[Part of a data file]
________________________________________
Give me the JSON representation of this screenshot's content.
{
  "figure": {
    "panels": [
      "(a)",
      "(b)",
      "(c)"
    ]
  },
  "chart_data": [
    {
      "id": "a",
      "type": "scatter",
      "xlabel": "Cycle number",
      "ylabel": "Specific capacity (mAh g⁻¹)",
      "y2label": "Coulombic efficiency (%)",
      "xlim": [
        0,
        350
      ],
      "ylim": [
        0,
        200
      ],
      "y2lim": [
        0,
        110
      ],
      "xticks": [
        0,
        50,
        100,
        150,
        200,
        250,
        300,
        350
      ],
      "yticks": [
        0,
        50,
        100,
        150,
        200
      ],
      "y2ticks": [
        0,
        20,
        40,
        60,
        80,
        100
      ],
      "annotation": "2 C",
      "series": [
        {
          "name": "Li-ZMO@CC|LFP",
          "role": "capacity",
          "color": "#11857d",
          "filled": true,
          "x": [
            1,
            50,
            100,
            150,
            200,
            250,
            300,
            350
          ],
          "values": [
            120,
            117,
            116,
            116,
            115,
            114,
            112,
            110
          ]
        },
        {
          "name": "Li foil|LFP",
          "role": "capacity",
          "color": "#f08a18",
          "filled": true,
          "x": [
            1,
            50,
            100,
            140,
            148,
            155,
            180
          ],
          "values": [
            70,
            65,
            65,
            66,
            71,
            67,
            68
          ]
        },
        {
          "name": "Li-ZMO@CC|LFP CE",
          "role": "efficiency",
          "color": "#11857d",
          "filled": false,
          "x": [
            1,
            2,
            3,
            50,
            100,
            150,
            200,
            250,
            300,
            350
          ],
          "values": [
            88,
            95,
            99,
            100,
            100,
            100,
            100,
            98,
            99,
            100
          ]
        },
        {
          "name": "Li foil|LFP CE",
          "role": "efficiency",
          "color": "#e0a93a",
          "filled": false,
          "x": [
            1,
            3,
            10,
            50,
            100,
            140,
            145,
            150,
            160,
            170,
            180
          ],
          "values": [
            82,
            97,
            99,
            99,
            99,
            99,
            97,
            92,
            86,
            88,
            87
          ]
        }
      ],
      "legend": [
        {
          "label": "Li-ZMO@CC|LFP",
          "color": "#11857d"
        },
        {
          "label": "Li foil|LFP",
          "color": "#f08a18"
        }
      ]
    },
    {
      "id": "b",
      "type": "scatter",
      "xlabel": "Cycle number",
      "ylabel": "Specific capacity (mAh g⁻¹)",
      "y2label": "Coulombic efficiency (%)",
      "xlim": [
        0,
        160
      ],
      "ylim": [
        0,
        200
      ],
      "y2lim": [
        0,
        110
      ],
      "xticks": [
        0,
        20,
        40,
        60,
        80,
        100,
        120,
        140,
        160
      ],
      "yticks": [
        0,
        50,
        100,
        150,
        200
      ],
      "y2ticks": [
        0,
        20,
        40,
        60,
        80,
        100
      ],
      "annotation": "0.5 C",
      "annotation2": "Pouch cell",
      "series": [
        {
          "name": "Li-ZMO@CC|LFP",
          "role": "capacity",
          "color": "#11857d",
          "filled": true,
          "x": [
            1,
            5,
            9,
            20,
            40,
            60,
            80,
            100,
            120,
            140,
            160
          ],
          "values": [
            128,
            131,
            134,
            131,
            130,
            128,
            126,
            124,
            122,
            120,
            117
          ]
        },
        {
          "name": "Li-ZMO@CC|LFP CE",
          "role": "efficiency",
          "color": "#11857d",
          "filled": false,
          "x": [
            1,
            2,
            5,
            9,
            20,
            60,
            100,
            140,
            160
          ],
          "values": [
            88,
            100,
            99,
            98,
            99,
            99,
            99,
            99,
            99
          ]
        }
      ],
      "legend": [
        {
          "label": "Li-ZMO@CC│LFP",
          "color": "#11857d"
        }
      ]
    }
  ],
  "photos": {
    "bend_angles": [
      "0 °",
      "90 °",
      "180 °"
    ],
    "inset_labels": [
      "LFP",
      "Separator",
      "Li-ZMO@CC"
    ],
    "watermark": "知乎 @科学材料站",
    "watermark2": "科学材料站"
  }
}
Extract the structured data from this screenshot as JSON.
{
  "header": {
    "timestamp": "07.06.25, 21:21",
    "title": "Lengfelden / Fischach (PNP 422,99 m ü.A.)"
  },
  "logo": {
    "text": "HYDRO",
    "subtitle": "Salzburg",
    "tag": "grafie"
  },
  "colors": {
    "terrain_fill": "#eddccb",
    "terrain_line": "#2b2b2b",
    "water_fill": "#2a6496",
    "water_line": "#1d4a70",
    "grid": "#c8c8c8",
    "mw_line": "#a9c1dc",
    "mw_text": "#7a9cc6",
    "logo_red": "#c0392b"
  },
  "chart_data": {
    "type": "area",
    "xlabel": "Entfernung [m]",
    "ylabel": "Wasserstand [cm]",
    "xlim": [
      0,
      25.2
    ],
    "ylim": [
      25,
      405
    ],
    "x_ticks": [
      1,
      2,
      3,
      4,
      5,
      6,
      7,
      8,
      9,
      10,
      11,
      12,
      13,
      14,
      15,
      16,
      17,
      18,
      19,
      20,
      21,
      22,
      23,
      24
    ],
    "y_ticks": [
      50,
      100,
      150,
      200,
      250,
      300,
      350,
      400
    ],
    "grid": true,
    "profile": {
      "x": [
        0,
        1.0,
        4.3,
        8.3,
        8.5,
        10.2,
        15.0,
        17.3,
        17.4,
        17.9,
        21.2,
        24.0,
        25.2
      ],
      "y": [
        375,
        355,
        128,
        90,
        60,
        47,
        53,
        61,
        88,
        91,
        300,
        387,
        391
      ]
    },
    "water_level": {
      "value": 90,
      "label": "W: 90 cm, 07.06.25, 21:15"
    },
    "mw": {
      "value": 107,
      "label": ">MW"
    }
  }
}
________________________________________
DIRECTIONS FOR THIS TASK =>
Each record above must be given again exactly.

WRITTEN ANSWER =>
Give me the JSON representation of this screenshot's content.
{
  "figure": {
    "panels": [
      "(a)",
      "(b)",
      "(c)"
    ]
  },
  "chart_data": [
    {
      "id": "a",
      "type": "scatter",
      "xlabel": "Cycle number",
      "ylabel": "Specific capacity (mAh g⁻¹)",
      "y2label": "Coulombic efficiency (%)",
      "xlim": [
        0,
        350
      ],
      "ylim": [
        0,
        200
      ],
      "y2lim": [
        0,
        110
      ],
      "xticks": [
        0,
        50,
        100,
        150,
        200,
        250,
        300,
        350
      ],
      "yticks": [
        0,
        50,
        100,
        150,
        200
      ],
      "y2ticks": [
        0,
        20,
        40,
        60,
        80,
        100
      ],
      "annotation": "2 C",
      "series": [
        {
          "name": "Li-ZMO@CC|LFP",
          "role": "capacity",
          "color": "#11857d",
          "filled": true,
          "x": [
            1,
            50,
            100,
            150,
            200,
            250,
            300,
            350
          ],
          "values": [
            120,
            117,
            116,
            116,
            115,
            114,
            112,
            110
          ]
        },
        {
          "name": "Li foil|LFP",
          "role": "capacity",
          "color": "#f08a18",
          "filled": true,
          "x": [
            1,
            50,
            100,
            140,
            148,
            155,
            180
          ],
          "values": [
            70,
            65,
            65,
            66,
            71,
            67,
            68
          ]
        },
        {
          "name": "Li-ZMO@CC|LFP CE",
          "role": "efficiency",
          "color": "#11857d",
          "filled": false,
          "x": [
            1,
            2,
            3,
            50,
            100,
            150,
            200,
            250,
            300,
            350
          ],
          "values": [
            88,
            95,
            99,
            100,
            100,
            100,
            100,
            98,
            99,
            100
          ]
        },
        {
          "name": "Li foil|LFP CE",
          "role": "efficiency",
          "color": "#e0a93a",
          "filled": false,
          "x": [
            1,
            3,
            10,
            50,
            100,
            140,
            145,
            150,
            160,
            170,
            180
          ],
          "values": [
            82,
            97,
            99,
            99,
            99,
            99,
            97,
            92,
            86,
            88,
            87
          ]
        }
      ],
      "legend": [
        {
          "label": "Li-ZMO@CC|LFP",
          "color": "#11857d"
        },
        {
          "label": "Li foil|LFP",
          "color": "#f08a18"
        }
      ]
    },
    {
      "id": "b",
      "type": "scatter",
      "xlabel": "Cycle number",
      "ylabel": "Specific capacity (mAh g⁻¹)",
      "y2label": "Coulombic efficiency (%)",
      "xlim": [
        0,
        160
      ],
      "ylim": [
        0,
        200
      ],
      "y2lim": [
        0,
        110
      ],
      "xticks": [
        0,
        20,
        40,
        60,
        80,
        100,
        120,
        140,
        160
      ],
      "yticks": [
        0,
        50,
        100,
        150,
        200
      ],
      "y2ticks": [
        0,
        20,
        40,
        60,
        80,
        100
      ],
      "annotation": "0.5 C",
      "annotation2": "Pouch cell",
      "series": [
        {
          "name": "Li-ZMO@CC|LFP",
          "role": "capacity",
          "color": "#11857d",
          "filled": true,
          "x": [
            1,
            5,
            9,
            20,
            40,
            60,
            80,
            100,
            120,
            140,
            160
          ],
          "values": [
            128,
            131,
            134,
            131,
            130,
            128,
            126,
            124,
            122,
            120,
            117
          ]
        },
        {
          "name": "Li-ZMO@CC|LFP CE",
          "role": "efficiency",
          "color": "#11857d",
          "filled": false,
          "x": [
            1,
            2,
            5,
            9,
            20,
            60,
            100,
            140,
            160
          ],
          "values": [
            88,
            100,
            99,
            98,
            99,
            99,
            99,
            99,
            99
          ]
        }
      ],
      "legend": [
        {
          "label": "Li-ZMO@CC│LFP",
          "color": "#11857d"
        }
      ]
    }
  ],
  "photos": {
    "bend_angles": [
      "0 °",
      "90 °",
      "180 °"
    ],
    "inset_labels": [
      "LFP",
      "Separator",
      "Li-ZMO@CC"
    ],
    "watermark": "知乎 @科学材料站",
    "watermark2": "科学材料站"
  }
}
Extract the structured data from this screenshot as JSON.
{
  "header": {
    "timestamp": "07.06.25, 21:21",
    "title": "Lengfelden / Fischach (PNP 422,99 m ü.A.)"
  },
  "logo": {
    "text": "HYDRO",
    "subtitle": "Salzburg",
    "tag": "grafie"
  },
  "colors": {
    "terrain_fill": "#eddccb",
    "terrain_line": "#2b2b2b",
    "water_fill": "#2a6496",
    "water_line": "#1d4a70",
    "grid": "#c8c8c8",
    "mw_line": "#a9c1dc",
    "mw_text": "#7a9cc6",
    "logo_red": "#c0392b"
  },
  "chart_data": {
    "type": "area",
    "xlabel": "Entfernung [m]",
    "ylabel": "Wasserstand [cm]",
    "xlim": [
      0,
      25.2
    ],
    "ylim": [
      25,
      405
    ],
    "x_ticks": [
      1,
      2,
      3,
      4,
      5,
      6,
      7,
      8,
      9,
      10,
      11,
      12,
      13,
      14,
      15,
      16,
      17,
      18,
      19,
      20,
      21,
      22,
      23,
      24
    ],
    "y_ticks": [
      50,
      100,
      150,
      200,
      250,
      300,
      350,
      400
    ],
    "grid": true,
    "profile": {
      "x": [
        0,
        1.0,
        4.3,
        8.3,
        8.5,
        10.2,
        15.0,
        17.3,
        17.4,
        17.9,
        21.2,
        24.0,
        25.2
      ],
      "y": [
        375,
        355,
        128,
        90,
        60,
        47,
        53,
        61,
        88,
        91,
        300,
        387,
        391
      ]
    },
    "water_level": {
      "value": 90,
      "label": "W: 90 cm, 07.06.25, 21:15"
    },
    "mw": {
      "value": 107,
      "label": ">MW"
    }
  }
}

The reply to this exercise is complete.